- What this task involves
Copy out all lines where "accelerator" appears.

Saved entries
··········
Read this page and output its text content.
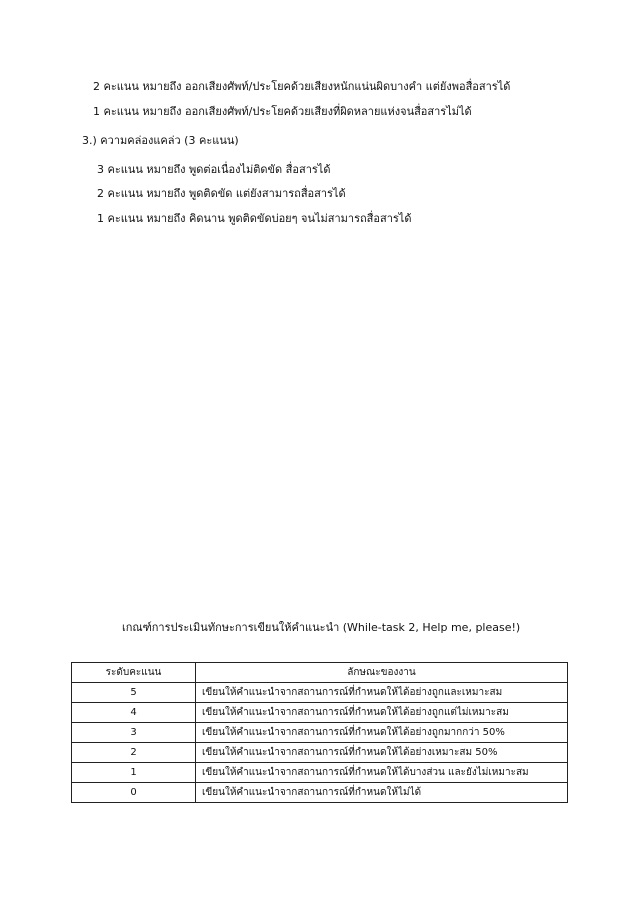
2 คะแนน หมายถึง ออกเสียงศัพท์/ประโยคด้วยเสียงหนักแน่นผิดบางคำ แต่ยังพอสื่อสารได้
1 คะแนน หมายถึง ออกเสียงศัพท์/ประโยคด้วยเสียงที่ผิดหลายแห่งจนสื่อสารไม่ได้
3.) ความคล่องแคล่ว (3 คะแนน)
3 คะแนน หมายถึง พูดต่อเนื่องไม่ติดขัด สื่อสารได้
2 คะแนน หมายถึง พูดติดขัด แต่ยังสามารถสื่อสารได้
1 คะแนน หมายถึง คิดนาน พูดติดขัดบ่อยๆ จนไม่สามารถสื่อสารได้
เกณฑ์การประเมินทักษะการเขียนให้คำแนะนำ (While-task 2, Help me, please!)
ระดับคะแนน	ลักษณะของงาน
5	เขียนให้คำแนะนำจากสถานการณ์ที่กำหนดให้ได้อย่างถูกและเหมาะสม
4	เขียนให้คำแนะนำจากสถานการณ์ที่กำหนดให้ได้อย่างถูกแต่ไม่เหมาะสม
3	เขียนให้คำแนะนำจากสถานการณ์ที่กำหนดให้ได้อย่างถูกมากกว่า 50%
2	เขียนให้คำแนะนำจากสถานการณ์ที่กำหนดให้ได้อย่างเหมาะสม 50%
1	เขียนให้คำแนะนำจากสถานการณ์ที่กำหนดให้ได้บางส่วน และยังไม่เหมาะสม
0	เขียนให้คำแนะนำจากสถานการณ์ที่กำหนดให้ไม่ได้
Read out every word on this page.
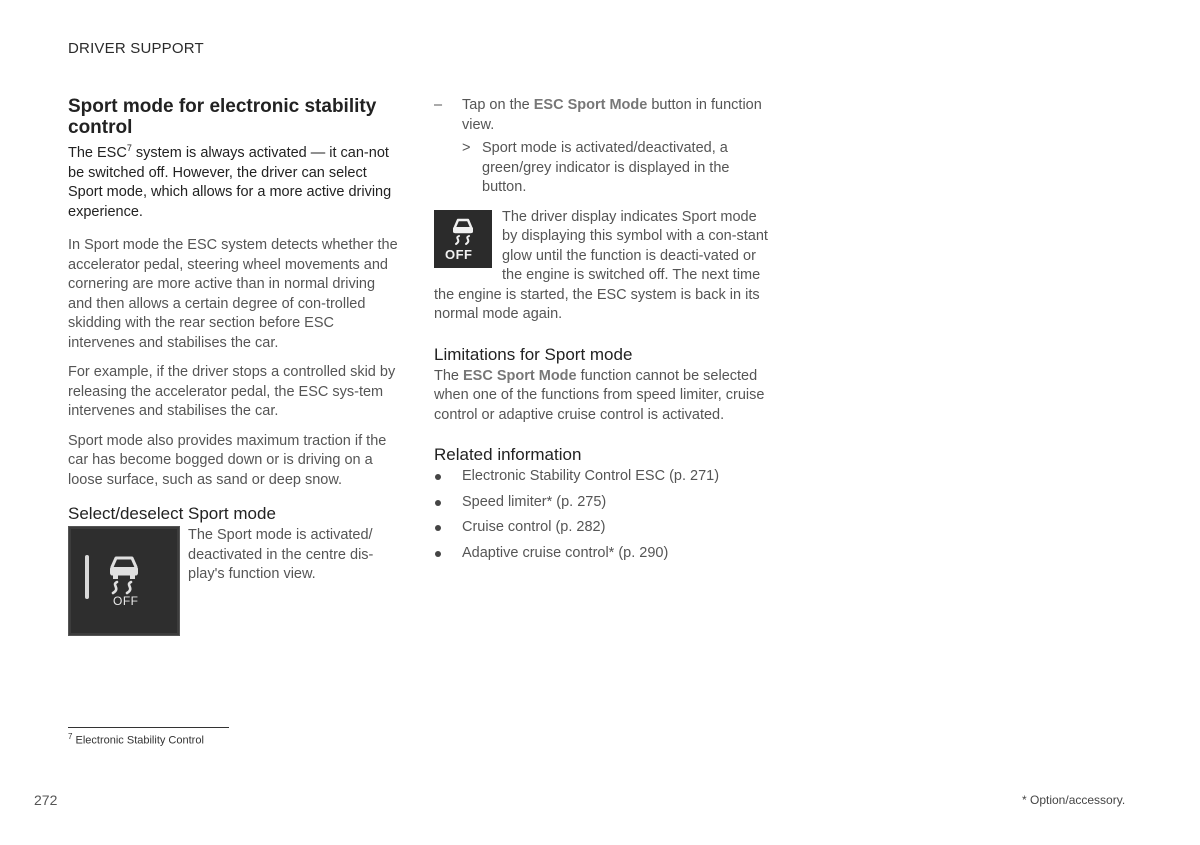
DRIVER SUPPORT
Sport mode for electronic stability control

The ESC$^7$ system is always activated — it can-not be switched off. However, the driver can select Sport mode, which allows for a more active driving experience.

In Sport mode the ESC system detects whether the accelerator pedal, steering wheel movements and cornering are more active than in normal driving and then allows a certain degree of con-trolled skidding with the rear section before ESC intervenes and stabilises the car.

For example, if the driver stops a controlled skid by releasing the accelerator pedal, the ESC sys-tem intervenes and stabilises the car.

Sport mode also provides maximum traction if the car has become bogged down or is driving on a loose surface, such as sand or deep snow.

Select/deselect Sport mode
OFF

The Sport mode is activated/ deactivated in the centre dis-play's function view.

– Tap on the ESC Sport Mode button in function view.
> Sport mode is activated/deactivated, a green/grey indicator is displayed in the button.
OFF
The driver display indicates Sport mode by displaying this symbol with a con-stant glow until the function is deacti-vated or the engine is switched off. The next time the engine is started, the ESC system is back in its normal mode again.
Limitations for Sport mode

The ESC Sport Mode function cannot be selected when one of the functions from speed limiter, cruise control or adaptive cruise control is activated.

Related information
Electronic Stability Control ESC (p. 271)
Speed limiter* (p. 275)
Cruise control (p. 282)
Adaptive cruise control* (p. 290)
$^7$ Electronic Stability Control
272	* Option/accessory.
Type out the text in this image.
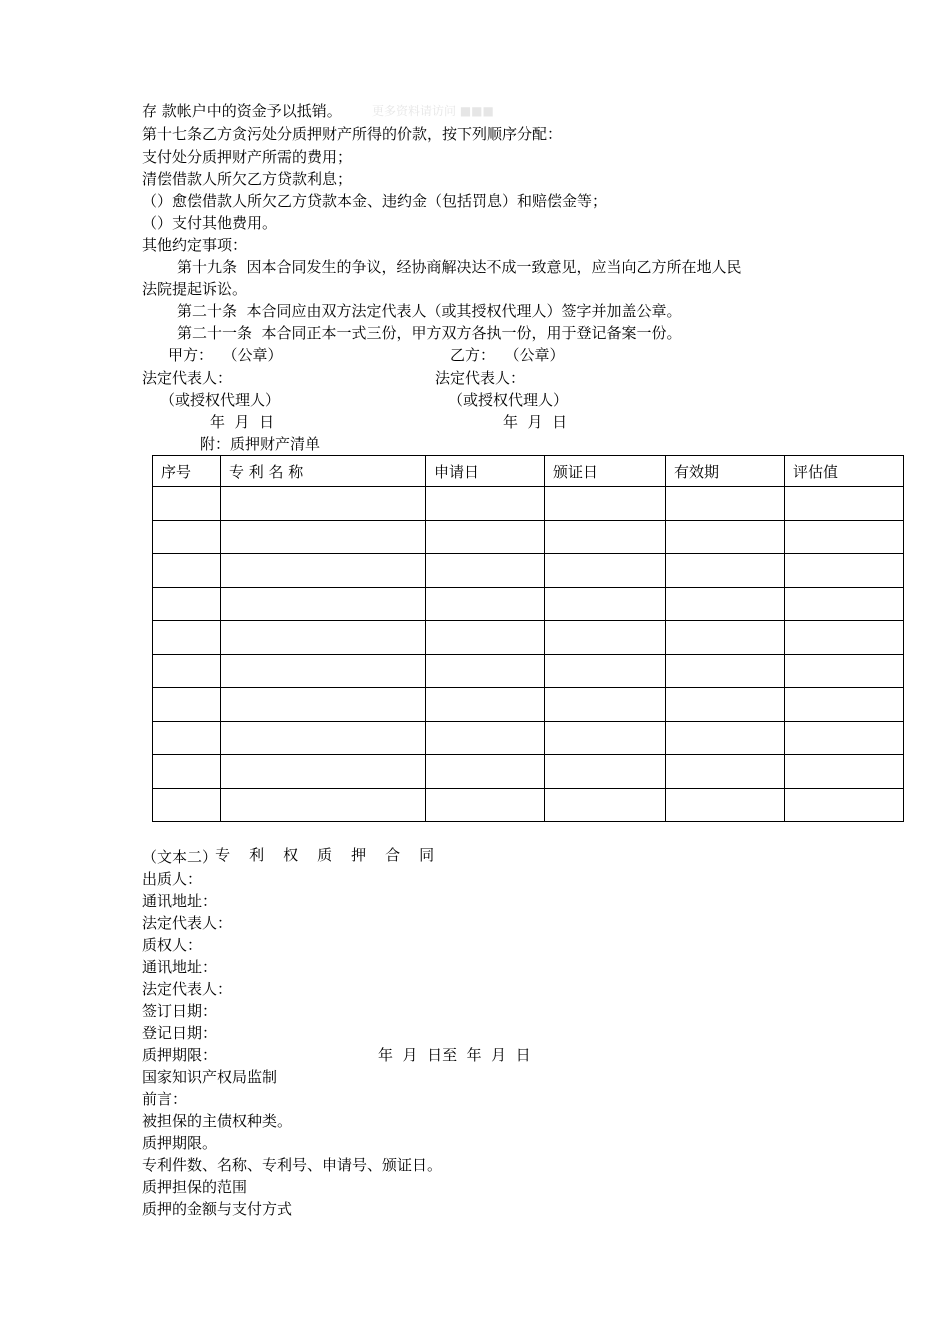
存 款帐户中的资金予以抵销。	更多资料请访问 ■■■
第十七条乙方贪污处分质押财产所得的价款，按下列顺序分配：
支付处分质押财产所需的费用；
清偿借款人所欠乙方贷款利息；
（）愈偿借款人所欠乙方贷款本金、违约金（包括罚息）和赔偿金等；
（）支付其他费用。
其他约定事项：
第十九条  因本合同发生的争议，经协商解决达不成一致意见，应当向乙方所在地人民
法院提起诉讼。
第二十条  本合同应由双方法定代表人（或其授权代理人）签字并加盖公章。
第二十一条  本合同正本一式三份，甲方双方各执一份，用于登记备案一份。
甲方：  （公章）	乙方：  （公章）
法定代表人：	法定代表人：
（或授权代理人）	（或授权代理人）
年  月  日	年  月  日
附：质押财产清单
序号	专 利 名 称	申请日	颁证日	有效期	评估值

专 利 权 质 押 合 同

（文本二）
出质人：
通讯地址：
法定代表人：
质权人：
通讯地址：
法定代表人：
签订日期：
登记日期：
质押期限：	年  月  日至  年  月  日
国家知识产权局监制
前言：
被担保的主债权种类。
质押期限。
专利件数、名称、专利号、申请号、颁证日。
质押担保的范围
质押的金额与支付方式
··········
- Solved problem
In Sport mode the ESC system detects whether the accelerator pedal, steering wheel movements and cornering are more active than in normal driving and then allows a certain degree of con-trolled skidding with the rear section before ESC intervenes and stabilises the car.
For example, if the driver stops a controlled skid by releasing the accelerator pedal, the ESC sys-tem intervenes and stabilises the car.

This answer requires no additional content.